**Instructions to follow**
Every entry that follows should be reproduced exactly.

**Supplied material**
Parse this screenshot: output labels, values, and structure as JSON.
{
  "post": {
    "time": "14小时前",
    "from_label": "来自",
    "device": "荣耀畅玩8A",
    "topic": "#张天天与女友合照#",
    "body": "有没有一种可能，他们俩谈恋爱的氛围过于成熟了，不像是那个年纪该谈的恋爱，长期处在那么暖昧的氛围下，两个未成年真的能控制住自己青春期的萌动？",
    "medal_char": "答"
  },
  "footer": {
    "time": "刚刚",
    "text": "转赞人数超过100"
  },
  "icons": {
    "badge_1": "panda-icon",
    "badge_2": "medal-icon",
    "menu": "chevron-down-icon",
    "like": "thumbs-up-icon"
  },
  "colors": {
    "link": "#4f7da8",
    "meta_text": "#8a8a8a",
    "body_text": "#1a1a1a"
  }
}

**Solved problem**
Parse this screenshot: output labels, values, and structure as JSON.
{
  "post": {
    "time": "14小时前",
    "from_label": "来自",
    "device": "荣耀畅玩8A",
    "topic": "#张天天与女友合照#",
    "body": "有没有一种可能，他们俩谈恋爱的氛围过于成熟了，不像是那个年纪该谈的恋爱，长期处在那么暖昧的氛围下，两个未成年真的能控制住自己青春期的萌动？",
    "medal_char": "答"
  },
  "footer": {
    "time": "刚刚",
    "text": "转赞人数超过100"
  },
  "icons": {
    "badge_1": "panda-icon",
    "badge_2": "medal-icon",
    "menu": "chevron-down-icon",
    "like": "thumbs-up-icon"
  },
  "colors": {
    "link": "#4f7da8",
    "meta_text": "#8a8a8a",
    "body_text": "#1a1a1a"
  }
}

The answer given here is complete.